- [GOAL OF THE EXERCISE]: Rename "note-icon" to "memo-icon" in the material, starting at the line that contains "note-icon (569, 165, 609, 205)" and ending at the line that contains "play-pause-icon: ▶Ⅱ (289, 1059, 308, 1076)". Write out only those lines, with everything else unchanged.

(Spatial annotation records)

* * * * *

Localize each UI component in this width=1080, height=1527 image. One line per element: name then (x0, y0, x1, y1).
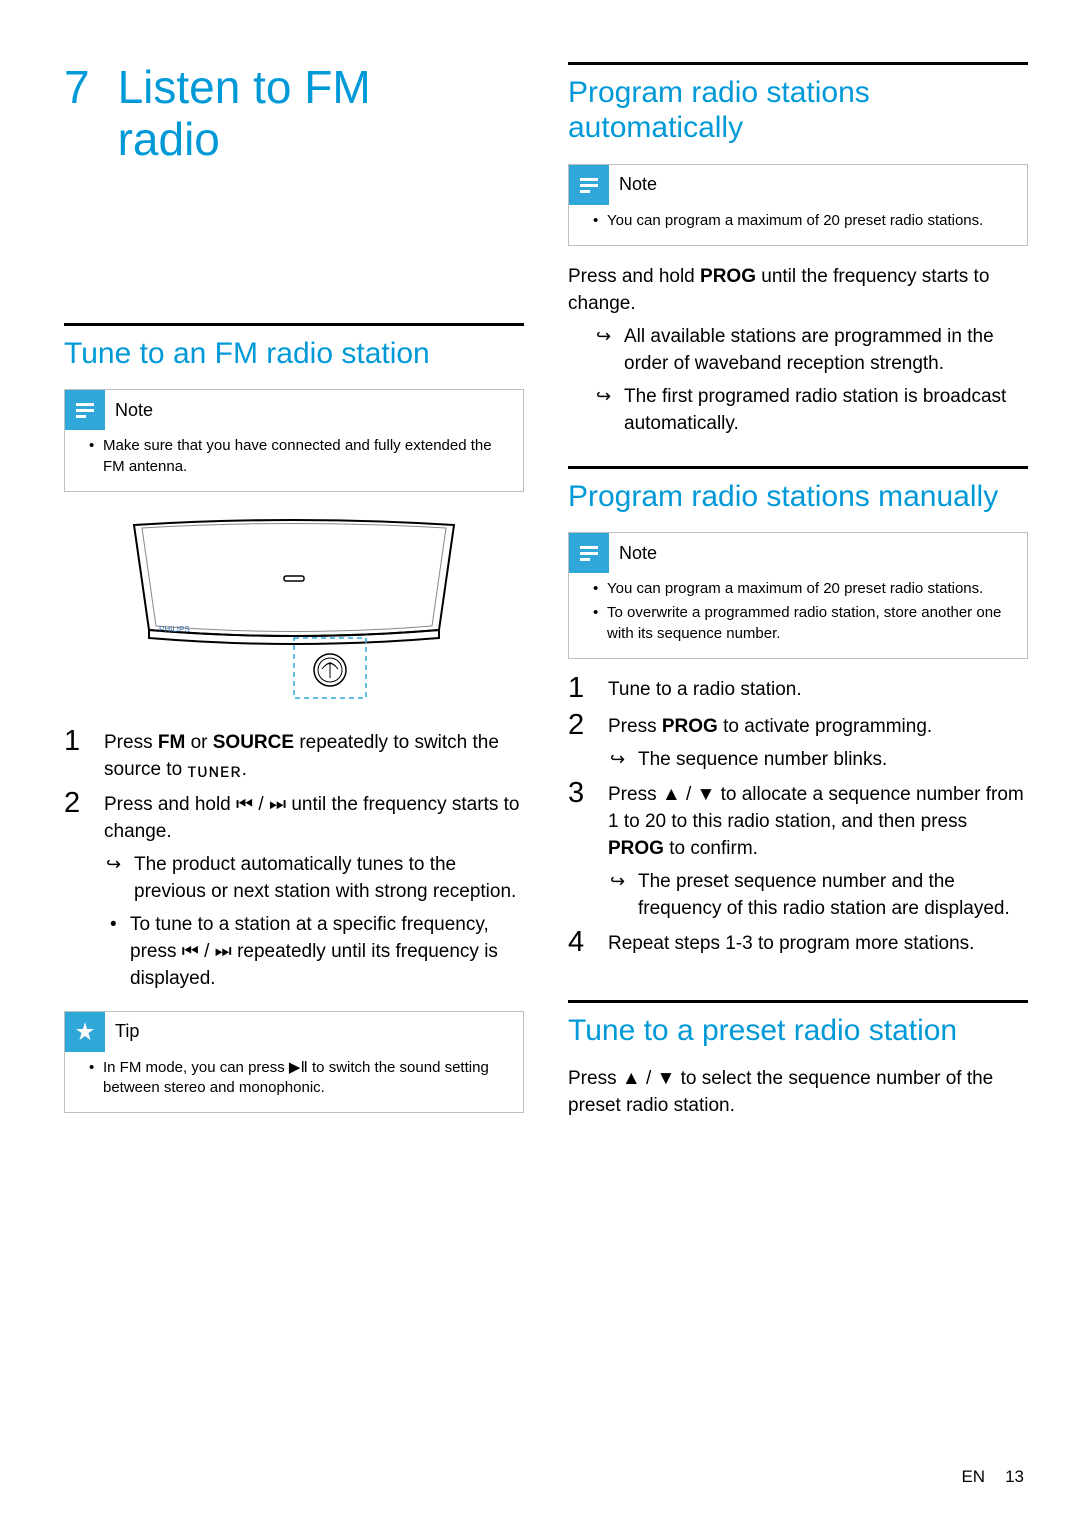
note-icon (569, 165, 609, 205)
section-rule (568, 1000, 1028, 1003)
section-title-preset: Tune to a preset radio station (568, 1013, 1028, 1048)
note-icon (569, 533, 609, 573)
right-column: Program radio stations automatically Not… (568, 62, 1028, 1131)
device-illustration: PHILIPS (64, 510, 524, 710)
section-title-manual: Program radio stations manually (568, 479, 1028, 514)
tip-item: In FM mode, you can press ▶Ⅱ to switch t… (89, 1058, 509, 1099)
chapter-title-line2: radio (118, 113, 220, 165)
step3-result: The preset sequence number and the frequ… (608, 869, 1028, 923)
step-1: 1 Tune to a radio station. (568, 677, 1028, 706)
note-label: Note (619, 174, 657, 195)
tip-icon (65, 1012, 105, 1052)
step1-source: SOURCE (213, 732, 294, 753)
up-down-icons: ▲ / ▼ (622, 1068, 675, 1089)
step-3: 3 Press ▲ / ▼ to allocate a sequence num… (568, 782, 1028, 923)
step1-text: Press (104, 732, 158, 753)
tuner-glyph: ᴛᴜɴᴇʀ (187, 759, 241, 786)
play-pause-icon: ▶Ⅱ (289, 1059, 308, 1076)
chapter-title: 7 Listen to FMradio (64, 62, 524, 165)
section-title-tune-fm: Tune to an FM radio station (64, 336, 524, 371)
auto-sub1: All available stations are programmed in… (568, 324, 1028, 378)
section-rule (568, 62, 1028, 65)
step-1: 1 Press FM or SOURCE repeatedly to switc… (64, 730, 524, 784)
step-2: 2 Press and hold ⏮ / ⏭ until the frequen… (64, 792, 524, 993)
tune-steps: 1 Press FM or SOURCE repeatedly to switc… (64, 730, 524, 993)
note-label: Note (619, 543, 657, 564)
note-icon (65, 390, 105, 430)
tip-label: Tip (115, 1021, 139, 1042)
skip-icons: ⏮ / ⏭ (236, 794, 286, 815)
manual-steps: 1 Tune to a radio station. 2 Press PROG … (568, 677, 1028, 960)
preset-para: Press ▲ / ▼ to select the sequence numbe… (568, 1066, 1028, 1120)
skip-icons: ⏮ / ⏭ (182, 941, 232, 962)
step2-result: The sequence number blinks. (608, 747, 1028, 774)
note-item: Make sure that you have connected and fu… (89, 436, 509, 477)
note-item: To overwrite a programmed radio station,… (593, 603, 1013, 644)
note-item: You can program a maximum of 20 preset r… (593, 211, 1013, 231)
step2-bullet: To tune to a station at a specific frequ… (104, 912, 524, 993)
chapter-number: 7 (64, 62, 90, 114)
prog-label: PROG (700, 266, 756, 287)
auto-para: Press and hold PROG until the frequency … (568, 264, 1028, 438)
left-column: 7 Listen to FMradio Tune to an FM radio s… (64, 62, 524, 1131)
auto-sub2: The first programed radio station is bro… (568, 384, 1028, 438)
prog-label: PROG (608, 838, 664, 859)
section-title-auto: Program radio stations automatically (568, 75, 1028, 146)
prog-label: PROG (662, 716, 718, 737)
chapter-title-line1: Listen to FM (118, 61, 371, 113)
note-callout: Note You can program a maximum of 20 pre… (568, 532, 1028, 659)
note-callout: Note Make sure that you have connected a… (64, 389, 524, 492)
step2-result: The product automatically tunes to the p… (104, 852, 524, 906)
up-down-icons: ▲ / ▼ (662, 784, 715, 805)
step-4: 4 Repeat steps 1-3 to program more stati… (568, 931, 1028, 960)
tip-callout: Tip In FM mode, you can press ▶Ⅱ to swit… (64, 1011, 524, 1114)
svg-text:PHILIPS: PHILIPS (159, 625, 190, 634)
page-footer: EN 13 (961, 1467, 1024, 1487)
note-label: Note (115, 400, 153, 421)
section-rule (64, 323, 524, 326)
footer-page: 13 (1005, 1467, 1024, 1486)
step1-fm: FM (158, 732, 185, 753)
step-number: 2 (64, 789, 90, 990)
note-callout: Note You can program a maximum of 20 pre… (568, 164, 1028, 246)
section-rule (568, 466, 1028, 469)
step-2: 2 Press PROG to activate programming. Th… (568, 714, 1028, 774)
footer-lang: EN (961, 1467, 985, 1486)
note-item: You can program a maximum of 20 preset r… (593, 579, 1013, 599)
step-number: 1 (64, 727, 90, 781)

* * * * *

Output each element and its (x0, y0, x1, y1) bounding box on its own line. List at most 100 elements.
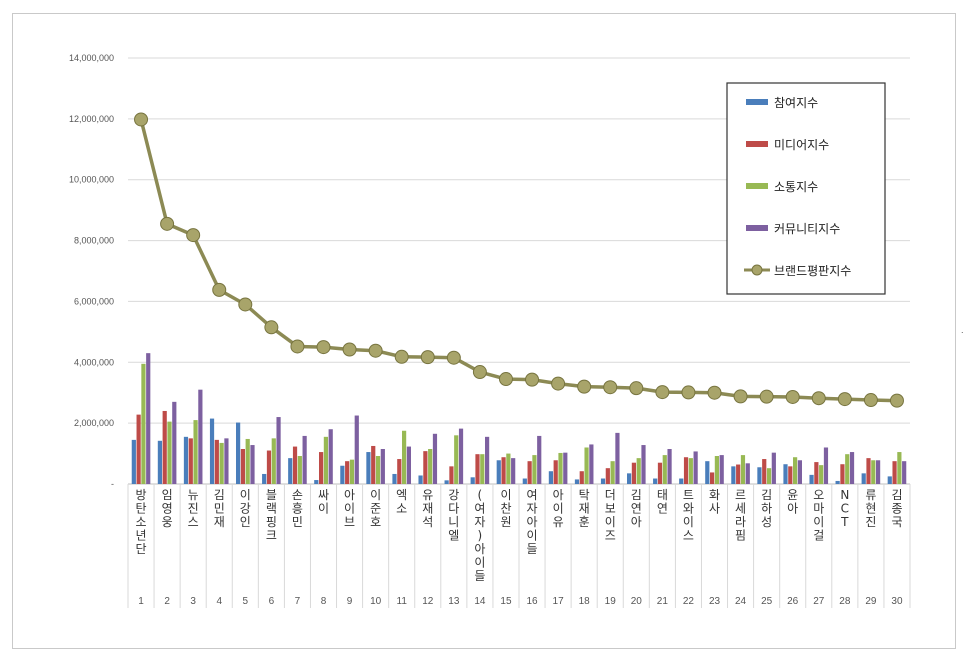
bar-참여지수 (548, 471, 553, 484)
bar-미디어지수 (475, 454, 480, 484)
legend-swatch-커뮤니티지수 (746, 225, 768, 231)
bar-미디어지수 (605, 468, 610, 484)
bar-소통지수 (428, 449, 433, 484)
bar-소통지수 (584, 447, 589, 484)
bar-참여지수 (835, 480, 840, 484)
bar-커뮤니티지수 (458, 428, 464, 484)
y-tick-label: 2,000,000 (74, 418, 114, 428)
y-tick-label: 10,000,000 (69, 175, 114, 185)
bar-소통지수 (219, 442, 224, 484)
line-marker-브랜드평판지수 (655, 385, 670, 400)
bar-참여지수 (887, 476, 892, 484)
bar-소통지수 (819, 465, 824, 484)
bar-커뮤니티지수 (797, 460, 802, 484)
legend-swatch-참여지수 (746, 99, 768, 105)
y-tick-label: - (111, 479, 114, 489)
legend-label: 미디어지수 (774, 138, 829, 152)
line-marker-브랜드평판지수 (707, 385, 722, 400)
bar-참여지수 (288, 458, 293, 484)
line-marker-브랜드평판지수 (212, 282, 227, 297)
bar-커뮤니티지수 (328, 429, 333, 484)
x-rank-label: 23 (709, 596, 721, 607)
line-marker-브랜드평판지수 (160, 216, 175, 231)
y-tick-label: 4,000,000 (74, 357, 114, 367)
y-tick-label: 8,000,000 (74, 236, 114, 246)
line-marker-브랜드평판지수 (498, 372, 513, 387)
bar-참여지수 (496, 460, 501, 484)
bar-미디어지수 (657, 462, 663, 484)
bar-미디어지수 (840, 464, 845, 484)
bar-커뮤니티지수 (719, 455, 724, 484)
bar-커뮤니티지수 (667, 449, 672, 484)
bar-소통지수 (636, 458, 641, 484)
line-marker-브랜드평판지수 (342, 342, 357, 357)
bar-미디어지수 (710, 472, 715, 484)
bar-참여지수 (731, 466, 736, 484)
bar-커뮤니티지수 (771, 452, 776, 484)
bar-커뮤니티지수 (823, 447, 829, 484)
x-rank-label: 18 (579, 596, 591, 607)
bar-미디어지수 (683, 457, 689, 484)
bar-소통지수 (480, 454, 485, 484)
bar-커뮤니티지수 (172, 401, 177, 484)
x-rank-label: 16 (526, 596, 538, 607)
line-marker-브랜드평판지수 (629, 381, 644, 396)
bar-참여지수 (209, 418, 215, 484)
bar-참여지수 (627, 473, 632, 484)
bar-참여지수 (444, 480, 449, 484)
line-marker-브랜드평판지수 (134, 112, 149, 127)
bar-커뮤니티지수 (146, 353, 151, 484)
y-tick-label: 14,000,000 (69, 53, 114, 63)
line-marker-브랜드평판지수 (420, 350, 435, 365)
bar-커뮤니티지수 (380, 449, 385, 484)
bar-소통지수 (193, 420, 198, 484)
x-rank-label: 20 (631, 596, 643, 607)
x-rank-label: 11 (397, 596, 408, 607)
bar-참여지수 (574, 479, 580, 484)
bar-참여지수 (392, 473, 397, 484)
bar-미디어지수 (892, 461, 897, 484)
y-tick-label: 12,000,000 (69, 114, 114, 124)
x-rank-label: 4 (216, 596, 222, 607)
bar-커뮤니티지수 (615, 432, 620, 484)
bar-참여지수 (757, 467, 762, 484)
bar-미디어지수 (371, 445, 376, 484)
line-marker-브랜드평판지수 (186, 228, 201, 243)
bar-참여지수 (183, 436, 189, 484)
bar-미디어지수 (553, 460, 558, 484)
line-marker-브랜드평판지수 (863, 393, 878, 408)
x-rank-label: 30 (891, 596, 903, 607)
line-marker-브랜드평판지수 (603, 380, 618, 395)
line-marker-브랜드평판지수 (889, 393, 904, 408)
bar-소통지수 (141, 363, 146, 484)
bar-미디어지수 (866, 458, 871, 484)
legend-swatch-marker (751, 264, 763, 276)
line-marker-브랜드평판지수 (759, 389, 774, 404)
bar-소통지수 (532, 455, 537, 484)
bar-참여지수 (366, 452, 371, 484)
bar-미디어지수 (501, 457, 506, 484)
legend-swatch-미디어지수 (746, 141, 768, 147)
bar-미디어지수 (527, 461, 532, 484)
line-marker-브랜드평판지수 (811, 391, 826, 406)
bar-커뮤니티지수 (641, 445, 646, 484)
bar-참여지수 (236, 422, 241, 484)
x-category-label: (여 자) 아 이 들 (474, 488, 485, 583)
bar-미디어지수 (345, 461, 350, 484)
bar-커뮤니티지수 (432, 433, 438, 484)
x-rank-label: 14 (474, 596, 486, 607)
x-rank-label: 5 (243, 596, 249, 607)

* * * * *

- [OUTPUT OF THE TASK]:
memo-icon (569, 165, 609, 205)
section-rule (568, 1000, 1028, 1003)
section-title-preset: Tune to a preset radio station (568, 1013, 1028, 1048)
memo-icon (569, 533, 609, 573)
right-column: Program radio stations automatically Not… (568, 62, 1028, 1131)
device-illustration: PHILIPS (64, 510, 524, 710)
section-title-manual: Program radio stations manually (568, 479, 1028, 514)
tip-item: In FM mode, you can press ▶Ⅱ to switch t… (89, 1058, 509, 1099)
chapter-title-line2: radio (118, 113, 220, 165)
step3-result: The preset sequence number and the frequ… (608, 869, 1028, 923)
step-1: 1 Tune to a radio station. (568, 677, 1028, 706)
note-label: Note (619, 174, 657, 195)
tip-icon (65, 1012, 105, 1052)
step1-source: SOURCE (213, 732, 294, 753)
up-down-icons: ▲ / ▼ (622, 1068, 675, 1089)
step-3: 3 Press ▲ / ▼ to allocate a sequence num… (568, 782, 1028, 923)
step1-text: Press (104, 732, 158, 753)
tuner-glyph: ᴛᴜɴᴇʀ (187, 759, 241, 786)
play-pause-icon: ▶Ⅱ (289, 1059, 308, 1076)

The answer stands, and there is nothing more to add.